Data shown:
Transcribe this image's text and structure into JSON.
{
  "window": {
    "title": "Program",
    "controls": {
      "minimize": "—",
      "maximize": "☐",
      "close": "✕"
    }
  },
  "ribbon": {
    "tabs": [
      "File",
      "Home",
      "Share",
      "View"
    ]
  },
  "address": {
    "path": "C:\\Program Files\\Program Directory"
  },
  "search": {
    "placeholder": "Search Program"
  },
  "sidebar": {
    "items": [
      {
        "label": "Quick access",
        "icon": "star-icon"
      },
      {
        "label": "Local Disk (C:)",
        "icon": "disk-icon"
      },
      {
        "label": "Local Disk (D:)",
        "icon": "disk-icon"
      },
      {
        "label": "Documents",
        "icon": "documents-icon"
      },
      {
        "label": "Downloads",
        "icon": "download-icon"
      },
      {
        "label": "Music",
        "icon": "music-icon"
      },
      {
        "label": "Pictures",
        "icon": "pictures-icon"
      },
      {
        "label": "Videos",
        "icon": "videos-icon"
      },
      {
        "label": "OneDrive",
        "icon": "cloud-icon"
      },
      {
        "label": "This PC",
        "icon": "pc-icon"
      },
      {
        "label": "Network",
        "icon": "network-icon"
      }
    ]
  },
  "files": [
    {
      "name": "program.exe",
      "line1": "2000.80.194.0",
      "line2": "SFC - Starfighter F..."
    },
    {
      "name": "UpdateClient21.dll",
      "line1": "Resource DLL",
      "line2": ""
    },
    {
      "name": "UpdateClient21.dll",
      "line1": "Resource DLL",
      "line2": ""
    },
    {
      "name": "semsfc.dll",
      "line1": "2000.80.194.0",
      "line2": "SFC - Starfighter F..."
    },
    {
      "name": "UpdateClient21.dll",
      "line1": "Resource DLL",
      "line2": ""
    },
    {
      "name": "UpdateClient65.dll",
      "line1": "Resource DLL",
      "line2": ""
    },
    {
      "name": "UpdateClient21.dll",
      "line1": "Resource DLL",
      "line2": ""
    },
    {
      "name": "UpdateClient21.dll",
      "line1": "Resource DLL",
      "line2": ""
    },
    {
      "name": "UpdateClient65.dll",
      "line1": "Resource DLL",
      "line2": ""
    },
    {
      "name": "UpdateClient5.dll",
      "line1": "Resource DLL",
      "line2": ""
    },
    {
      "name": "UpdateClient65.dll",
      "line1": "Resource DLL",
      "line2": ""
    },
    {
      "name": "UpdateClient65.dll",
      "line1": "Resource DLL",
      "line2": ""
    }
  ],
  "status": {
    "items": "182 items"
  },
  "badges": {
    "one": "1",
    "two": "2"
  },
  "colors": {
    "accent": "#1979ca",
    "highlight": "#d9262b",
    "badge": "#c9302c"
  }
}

Your task: Each line of the material should be duplicated exactly, please.

Full answer:
Transcribe this image's text and structure into JSON.
{
  "window": {
    "title": "Program",
    "controls": {
      "minimize": "—",
      "maximize": "☐",
      "close": "✕"
    }
  },
  "ribbon": {
    "tabs": [
      "File",
      "Home",
      "Share",
      "View"
    ]
  },
  "address": {
    "path": "C:\\Program Files\\Program Directory"
  },
  "search": {
    "placeholder": "Search Program"
  },
  "sidebar": {
    "items": [
      {
        "label": "Quick access",
        "icon": "star-icon"
      },
      {
        "label": "Local Disk (C:)",
        "icon": "disk-icon"
      },
      {
        "label": "Local Disk (D:)",
        "icon": "disk-icon"
      },
      {
        "label": "Documents",
        "icon": "documents-icon"
      },
      {
        "label": "Downloads",
        "icon": "download-icon"
      },
      {
        "label": "Music",
        "icon": "music-icon"
      },
      {
        "label": "Pictures",
        "icon": "pictures-icon"
      },
      {
        "label": "Videos",
        "icon": "videos-icon"
      },
      {
        "label": "OneDrive",
        "icon": "cloud-icon"
      },
      {
        "label": "This PC",
        "icon": "pc-icon"
      },
      {
        "label": "Network",
        "icon": "network-icon"
      }
    ]
  },
  "files": [
    {
      "name": "program.exe",
      "line1": "2000.80.194.0",
      "line2": "SFC - Starfighter F..."
    },
    {
      "name": "UpdateClient21.dll",
      "line1": "Resource DLL",
      "line2": ""
    },
    {
      "name": "UpdateClient21.dll",
      "line1": "Resource DLL",
      "line2": ""
    },
    {
      "name": "semsfc.dll",
      "line1": "2000.80.194.0",
      "line2": "SFC - Starfighter F..."
    },
    {
      "name": "UpdateClient21.dll",
      "line1": "Resource DLL",
      "line2": ""
    },
    {
      "name": "UpdateClient65.dll",
      "line1": "Resource DLL",
      "line2": ""
    },
    {
      "name": "UpdateClient21.dll",
      "line1": "Resource DLL",
      "line2": ""
    },
    {
      "name": "UpdateClient21.dll",
      "line1": "Resource DLL",
      "line2": ""
    },
    {
      "name": "UpdateClient65.dll",
      "line1": "Resource DLL",
      "line2": ""
    },
    {
      "name": "UpdateClient5.dll",
      "line1": "Resource DLL",
      "line2": ""
    },
    {
      "name": "UpdateClient65.dll",
      "line1": "Resource DLL",
      "line2": ""
    },
    {
      "name": "UpdateClient65.dll",
      "line1": "Resource DLL",
      "line2": ""
    }
  ],
  "status": {
    "items": "182 items"
  },
  "badges": {
    "one": "1",
    "two": "2"
  },
  "colors": {
    "accent": "#1979ca",
    "highlight": "#d9262b",
    "badge": "#c9302c"
  }
}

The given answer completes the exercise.